Dataset excerpts =
- - - - - - -
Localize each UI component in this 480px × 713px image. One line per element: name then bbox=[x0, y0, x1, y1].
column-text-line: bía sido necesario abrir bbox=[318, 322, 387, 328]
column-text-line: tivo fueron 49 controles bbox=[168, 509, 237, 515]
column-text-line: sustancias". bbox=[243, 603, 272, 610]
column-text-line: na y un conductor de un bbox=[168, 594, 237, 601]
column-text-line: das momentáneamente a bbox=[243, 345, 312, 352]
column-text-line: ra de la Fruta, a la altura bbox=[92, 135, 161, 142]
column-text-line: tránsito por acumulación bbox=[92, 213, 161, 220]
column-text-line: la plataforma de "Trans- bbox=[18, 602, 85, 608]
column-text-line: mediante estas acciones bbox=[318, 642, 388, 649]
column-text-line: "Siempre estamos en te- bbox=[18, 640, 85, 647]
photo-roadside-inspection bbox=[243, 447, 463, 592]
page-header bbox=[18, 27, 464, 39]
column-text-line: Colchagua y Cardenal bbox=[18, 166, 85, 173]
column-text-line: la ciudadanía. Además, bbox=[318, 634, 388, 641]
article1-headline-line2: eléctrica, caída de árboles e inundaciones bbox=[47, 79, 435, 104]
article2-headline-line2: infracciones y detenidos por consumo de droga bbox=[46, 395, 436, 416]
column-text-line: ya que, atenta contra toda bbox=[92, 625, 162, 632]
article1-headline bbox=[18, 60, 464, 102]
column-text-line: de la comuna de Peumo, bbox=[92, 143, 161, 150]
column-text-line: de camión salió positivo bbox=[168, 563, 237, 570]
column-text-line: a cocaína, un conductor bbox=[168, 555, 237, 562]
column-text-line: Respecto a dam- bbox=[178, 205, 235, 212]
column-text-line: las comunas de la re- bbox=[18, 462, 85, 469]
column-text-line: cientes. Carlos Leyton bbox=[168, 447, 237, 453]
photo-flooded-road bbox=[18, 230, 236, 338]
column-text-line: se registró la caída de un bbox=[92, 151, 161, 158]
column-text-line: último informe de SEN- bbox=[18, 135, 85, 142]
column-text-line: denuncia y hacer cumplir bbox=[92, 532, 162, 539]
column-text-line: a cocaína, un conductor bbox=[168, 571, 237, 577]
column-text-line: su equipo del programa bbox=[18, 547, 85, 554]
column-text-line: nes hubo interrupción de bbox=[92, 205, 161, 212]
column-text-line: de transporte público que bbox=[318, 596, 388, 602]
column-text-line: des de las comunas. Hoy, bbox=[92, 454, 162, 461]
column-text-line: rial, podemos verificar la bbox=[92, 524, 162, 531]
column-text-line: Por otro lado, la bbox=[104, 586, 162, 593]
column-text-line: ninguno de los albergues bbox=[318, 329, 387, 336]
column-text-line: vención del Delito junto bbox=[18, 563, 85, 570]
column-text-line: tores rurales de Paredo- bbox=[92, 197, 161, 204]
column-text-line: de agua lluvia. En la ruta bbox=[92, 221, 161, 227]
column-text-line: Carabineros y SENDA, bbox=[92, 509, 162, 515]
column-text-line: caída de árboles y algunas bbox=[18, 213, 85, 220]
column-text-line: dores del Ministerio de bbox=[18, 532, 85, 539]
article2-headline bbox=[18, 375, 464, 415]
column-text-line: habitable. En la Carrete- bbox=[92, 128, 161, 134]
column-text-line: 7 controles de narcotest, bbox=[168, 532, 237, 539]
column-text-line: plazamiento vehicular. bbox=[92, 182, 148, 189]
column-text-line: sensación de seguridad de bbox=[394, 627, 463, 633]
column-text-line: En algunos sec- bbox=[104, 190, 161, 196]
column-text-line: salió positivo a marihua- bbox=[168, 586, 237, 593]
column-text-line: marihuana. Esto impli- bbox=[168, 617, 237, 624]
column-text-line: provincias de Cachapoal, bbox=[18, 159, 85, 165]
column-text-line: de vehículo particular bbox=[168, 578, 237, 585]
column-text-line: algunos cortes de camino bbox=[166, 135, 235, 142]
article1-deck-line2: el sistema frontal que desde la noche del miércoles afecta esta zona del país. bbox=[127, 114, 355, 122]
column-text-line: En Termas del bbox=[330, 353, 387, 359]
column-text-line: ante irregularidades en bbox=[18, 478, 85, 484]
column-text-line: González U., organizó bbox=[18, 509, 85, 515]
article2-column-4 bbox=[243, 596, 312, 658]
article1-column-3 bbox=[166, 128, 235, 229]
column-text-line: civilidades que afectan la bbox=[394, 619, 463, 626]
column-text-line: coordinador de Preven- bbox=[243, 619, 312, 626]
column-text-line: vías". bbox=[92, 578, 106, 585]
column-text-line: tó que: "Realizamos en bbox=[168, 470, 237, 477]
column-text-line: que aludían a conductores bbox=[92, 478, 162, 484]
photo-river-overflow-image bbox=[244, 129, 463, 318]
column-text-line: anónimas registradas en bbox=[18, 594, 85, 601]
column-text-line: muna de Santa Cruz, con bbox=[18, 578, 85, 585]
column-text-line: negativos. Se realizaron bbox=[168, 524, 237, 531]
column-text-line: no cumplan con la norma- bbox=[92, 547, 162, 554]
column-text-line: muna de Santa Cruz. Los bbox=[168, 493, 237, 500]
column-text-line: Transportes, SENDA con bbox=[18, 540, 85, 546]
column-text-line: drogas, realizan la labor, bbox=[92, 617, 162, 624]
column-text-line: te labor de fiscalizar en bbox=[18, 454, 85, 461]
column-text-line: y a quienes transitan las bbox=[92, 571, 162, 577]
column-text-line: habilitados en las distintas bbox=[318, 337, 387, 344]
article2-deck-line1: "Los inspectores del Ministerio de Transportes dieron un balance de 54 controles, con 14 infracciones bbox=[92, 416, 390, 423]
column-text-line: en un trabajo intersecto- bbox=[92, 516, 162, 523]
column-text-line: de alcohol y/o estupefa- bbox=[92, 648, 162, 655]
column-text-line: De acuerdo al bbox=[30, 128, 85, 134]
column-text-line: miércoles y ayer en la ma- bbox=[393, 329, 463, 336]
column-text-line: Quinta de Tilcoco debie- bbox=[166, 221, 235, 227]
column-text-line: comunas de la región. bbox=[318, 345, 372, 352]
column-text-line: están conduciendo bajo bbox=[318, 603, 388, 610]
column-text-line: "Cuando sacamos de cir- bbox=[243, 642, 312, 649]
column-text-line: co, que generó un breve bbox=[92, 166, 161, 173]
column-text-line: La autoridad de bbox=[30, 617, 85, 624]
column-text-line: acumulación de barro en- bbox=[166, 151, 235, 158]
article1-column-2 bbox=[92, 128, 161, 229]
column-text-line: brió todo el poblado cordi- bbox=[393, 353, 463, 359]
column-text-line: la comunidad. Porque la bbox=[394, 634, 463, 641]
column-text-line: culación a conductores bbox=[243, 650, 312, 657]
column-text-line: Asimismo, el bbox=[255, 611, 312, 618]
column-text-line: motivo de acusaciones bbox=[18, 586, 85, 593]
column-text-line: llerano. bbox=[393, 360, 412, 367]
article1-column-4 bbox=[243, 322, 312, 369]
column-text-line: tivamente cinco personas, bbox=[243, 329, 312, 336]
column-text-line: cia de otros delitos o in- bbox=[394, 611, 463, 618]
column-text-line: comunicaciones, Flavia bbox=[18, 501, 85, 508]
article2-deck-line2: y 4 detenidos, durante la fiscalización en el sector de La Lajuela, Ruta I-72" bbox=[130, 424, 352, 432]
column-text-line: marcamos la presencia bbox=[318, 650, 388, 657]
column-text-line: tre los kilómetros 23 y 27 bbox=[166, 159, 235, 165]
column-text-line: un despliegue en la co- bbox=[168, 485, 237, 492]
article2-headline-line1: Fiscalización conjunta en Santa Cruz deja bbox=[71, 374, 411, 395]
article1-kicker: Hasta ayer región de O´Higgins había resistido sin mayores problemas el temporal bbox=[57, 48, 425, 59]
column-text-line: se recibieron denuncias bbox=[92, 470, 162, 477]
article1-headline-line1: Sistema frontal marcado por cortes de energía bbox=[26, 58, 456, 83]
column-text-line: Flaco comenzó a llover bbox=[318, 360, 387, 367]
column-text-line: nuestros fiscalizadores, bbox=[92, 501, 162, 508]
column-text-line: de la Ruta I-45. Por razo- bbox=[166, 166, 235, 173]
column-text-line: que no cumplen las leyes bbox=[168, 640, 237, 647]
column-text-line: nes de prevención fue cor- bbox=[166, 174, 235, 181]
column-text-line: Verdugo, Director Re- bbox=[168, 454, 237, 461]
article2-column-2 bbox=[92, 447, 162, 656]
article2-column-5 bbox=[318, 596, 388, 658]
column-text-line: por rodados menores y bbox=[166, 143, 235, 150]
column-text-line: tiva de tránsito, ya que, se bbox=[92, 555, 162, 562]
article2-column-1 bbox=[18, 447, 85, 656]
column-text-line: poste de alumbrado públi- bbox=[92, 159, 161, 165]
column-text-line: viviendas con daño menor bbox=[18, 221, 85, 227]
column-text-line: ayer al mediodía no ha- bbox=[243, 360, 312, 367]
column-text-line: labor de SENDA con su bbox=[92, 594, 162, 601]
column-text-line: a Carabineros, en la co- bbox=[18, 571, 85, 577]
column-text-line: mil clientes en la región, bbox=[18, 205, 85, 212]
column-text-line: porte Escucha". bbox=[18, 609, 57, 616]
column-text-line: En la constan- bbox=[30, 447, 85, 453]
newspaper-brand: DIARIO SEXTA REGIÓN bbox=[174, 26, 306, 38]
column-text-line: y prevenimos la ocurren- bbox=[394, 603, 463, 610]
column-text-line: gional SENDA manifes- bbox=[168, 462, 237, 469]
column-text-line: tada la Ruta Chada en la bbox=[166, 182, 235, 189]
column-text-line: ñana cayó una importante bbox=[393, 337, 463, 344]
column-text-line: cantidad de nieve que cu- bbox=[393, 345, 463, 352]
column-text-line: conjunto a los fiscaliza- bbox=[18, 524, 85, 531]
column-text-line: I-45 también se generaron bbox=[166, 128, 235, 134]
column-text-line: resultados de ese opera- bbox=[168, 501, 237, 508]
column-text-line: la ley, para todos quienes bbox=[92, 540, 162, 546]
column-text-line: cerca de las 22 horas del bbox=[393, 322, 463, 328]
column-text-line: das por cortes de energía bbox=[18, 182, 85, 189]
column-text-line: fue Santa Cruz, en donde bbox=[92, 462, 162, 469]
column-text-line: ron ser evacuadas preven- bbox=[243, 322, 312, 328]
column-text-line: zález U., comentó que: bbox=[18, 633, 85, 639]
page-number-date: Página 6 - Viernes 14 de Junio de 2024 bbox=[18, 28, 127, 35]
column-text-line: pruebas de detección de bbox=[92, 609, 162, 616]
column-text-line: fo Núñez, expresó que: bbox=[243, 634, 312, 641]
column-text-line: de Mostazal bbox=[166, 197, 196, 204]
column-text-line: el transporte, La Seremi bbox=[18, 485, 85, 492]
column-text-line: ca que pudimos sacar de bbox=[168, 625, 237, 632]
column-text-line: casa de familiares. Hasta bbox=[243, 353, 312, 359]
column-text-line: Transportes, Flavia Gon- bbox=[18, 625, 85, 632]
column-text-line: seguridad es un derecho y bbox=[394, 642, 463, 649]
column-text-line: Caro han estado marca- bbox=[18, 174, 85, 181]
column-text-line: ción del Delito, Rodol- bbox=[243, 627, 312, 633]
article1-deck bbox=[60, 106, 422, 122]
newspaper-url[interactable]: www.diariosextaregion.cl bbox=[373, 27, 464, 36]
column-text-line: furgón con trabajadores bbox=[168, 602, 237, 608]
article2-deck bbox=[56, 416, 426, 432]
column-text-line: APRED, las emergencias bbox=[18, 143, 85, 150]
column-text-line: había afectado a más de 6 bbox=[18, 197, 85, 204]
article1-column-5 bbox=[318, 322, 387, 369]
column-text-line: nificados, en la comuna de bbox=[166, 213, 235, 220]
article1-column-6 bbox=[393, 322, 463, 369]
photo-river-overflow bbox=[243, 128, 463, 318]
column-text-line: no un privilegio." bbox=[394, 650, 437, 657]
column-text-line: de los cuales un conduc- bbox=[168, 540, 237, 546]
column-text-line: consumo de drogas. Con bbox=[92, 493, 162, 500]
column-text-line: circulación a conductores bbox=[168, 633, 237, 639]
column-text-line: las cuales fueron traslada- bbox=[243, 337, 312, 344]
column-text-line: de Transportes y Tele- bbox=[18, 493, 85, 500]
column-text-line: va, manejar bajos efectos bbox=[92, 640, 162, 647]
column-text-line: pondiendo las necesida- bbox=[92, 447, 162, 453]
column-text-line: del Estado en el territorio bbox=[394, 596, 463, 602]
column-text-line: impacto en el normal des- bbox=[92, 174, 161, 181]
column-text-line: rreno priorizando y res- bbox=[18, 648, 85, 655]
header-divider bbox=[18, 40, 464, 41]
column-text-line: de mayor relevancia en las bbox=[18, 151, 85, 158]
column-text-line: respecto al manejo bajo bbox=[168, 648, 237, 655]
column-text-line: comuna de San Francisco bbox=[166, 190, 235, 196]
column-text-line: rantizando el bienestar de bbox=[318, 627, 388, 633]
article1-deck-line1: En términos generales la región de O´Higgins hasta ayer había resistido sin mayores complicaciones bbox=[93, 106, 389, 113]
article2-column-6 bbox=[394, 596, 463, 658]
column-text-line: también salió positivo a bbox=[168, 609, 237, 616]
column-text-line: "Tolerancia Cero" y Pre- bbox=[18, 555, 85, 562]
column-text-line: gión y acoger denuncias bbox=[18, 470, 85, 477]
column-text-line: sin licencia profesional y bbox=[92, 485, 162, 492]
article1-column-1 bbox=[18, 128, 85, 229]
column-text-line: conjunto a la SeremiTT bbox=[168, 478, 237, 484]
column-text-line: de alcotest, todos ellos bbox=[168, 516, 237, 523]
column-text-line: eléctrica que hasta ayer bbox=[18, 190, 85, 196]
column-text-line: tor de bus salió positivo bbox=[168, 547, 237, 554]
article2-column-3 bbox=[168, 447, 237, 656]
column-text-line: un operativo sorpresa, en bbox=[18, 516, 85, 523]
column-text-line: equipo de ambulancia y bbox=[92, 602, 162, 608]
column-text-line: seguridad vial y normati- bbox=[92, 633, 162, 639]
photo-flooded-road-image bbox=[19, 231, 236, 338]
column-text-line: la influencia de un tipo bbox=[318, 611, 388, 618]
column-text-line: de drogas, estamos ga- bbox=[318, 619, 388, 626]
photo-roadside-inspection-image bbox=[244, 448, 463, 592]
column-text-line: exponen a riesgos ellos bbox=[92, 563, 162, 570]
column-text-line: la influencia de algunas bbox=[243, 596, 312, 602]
- - - - - - -
What you will do = Rewrite the part of the listing that opens with its first line and closes with the line containing "640, 85, 647]", replacing "column-text-line" with "text-line" and leaving everything else unchanged.

Exercise solution =
Localize each UI component in this 480px × 713px image. One line per element: name then bbox=[x0, y0, x1, y1].
text-line: bía sido necesario abrir bbox=[318, 322, 387, 328]
text-line: tivo fueron 49 controles bbox=[168, 509, 237, 515]
text-line: sustancias". bbox=[243, 603, 272, 610]
text-line: na y un conductor de un bbox=[168, 594, 237, 601]
text-line: das momentáneamente a bbox=[243, 345, 312, 352]
text-line: ra de la Fruta, a la altura bbox=[92, 135, 161, 142]
text-line: tránsito por acumulación bbox=[92, 213, 161, 220]
text-line: la plataforma de "Trans- bbox=[18, 602, 85, 608]
text-line: mediante estas acciones bbox=[318, 642, 388, 649]
text-line: "Siempre estamos en te- bbox=[18, 640, 85, 647]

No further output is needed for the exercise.